──────── Information given

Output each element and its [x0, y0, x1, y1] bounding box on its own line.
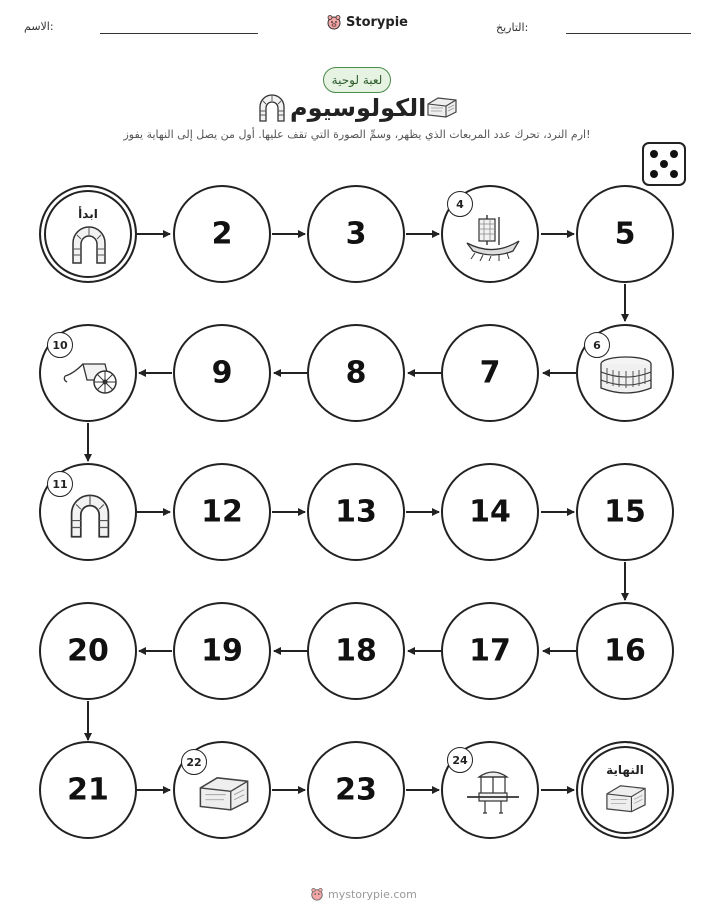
- space-3[interactable]: 3: [307, 185, 405, 283]
- ship-icon: [465, 211, 521, 261]
- arch-icon: [67, 493, 113, 539]
- space-13[interactable]: 13: [307, 463, 405, 561]
- space-24[interactable]: [441, 741, 539, 839]
- space-8[interactable]: 8: [307, 324, 405, 422]
- name-label: الاسم:: [24, 20, 54, 33]
- space-number-badge: 6: [584, 332, 610, 358]
- space-21[interactable]: 21: [39, 741, 137, 839]
- space-18[interactable]: 18: [307, 602, 405, 700]
- stone-block-icon: [604, 783, 648, 813]
- game-type-badge: لعبة لوحية: [323, 67, 391, 93]
- chariot-icon: [61, 356, 121, 396]
- space-4[interactable]: [441, 185, 539, 283]
- pig-icon: [310, 887, 324, 901]
- page-title: الكولوسيوم: [290, 94, 427, 122]
- space-15[interactable]: 15: [576, 463, 674, 561]
- finish-space[interactable]: [576, 741, 674, 839]
- instructions-text: ارم النرد، تحرك عدد المربعات الذي يظهر، وسمِّ الصورة التي تقف عليها. أول من يصل إلى النهاية يفوز!: [123, 128, 591, 141]
- space-20[interactable]: 20: [39, 602, 137, 700]
- brand-name: Storypie: [346, 14, 408, 30]
- start-space[interactable]: [39, 185, 137, 283]
- space-23[interactable]: 23: [307, 741, 405, 839]
- stone-block-icon: [197, 773, 251, 813]
- space-number-badge: 24: [447, 747, 473, 773]
- litter-icon: [465, 767, 521, 817]
- space-7[interactable]: 7: [441, 324, 539, 422]
- space-16[interactable]: 16: [576, 602, 674, 700]
- date-label: التاريخ:: [496, 21, 529, 34]
- space-19[interactable]: 19: [173, 602, 271, 700]
- finish-label: النهاية: [606, 763, 644, 777]
- space-number-badge: 11: [47, 471, 73, 497]
- space-17[interactable]: 17: [441, 602, 539, 700]
- space-2[interactable]: 2: [173, 185, 271, 283]
- space-6[interactable]: [576, 324, 674, 422]
- colosseum-icon: [598, 354, 654, 396]
- footer-url[interactable]: mystorypie.com: [328, 887, 417, 901]
- space-5[interactable]: 5: [576, 185, 674, 283]
- footer: [310, 887, 417, 901]
- space-number-badge: 22: [181, 749, 207, 775]
- space-22[interactable]: [173, 741, 271, 839]
- space-9[interactable]: 9: [173, 324, 271, 422]
- space-number-badge: 10: [47, 332, 73, 358]
- space-12[interactable]: 12: [173, 463, 271, 561]
- start-label: ابدأ: [78, 207, 98, 221]
- space-10[interactable]: [39, 324, 137, 422]
- space-14[interactable]: 14: [441, 463, 539, 561]
- arch-icon: [69, 225, 109, 265]
- space-number-badge: 4: [447, 191, 473, 217]
- space-11[interactable]: [39, 463, 137, 561]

────────────────

_Written problem_: Write out everything in the data from the line with "- space-3[interactable]: 3: [307, 185, 405, 283]" down to the line with "- chariot-icon: [61, 356, 121, 396]", replacing "ship-icon" with "vessel-icon" and changing nothing else.

_Response for this exercise_:
- space-3[interactable]: 3: [307, 185, 405, 283]
- vessel-icon: [465, 211, 521, 261]
- arch-icon: [67, 493, 113, 539]
- space-13[interactable]: 13: [307, 463, 405, 561]
- space-24[interactable]: [441, 741, 539, 839]
- space-8[interactable]: 8: [307, 324, 405, 422]
- name-label: الاسم:: [24, 20, 54, 33]
- space-number-badge: 6: [584, 332, 610, 358]
- space-21[interactable]: 21: [39, 741, 137, 839]
- space-18[interactable]: 18: [307, 602, 405, 700]
- stone-block-icon: [604, 783, 648, 813]
- game-type-badge: لعبة لوحية: [323, 67, 391, 93]
- chariot-icon: [61, 356, 121, 396]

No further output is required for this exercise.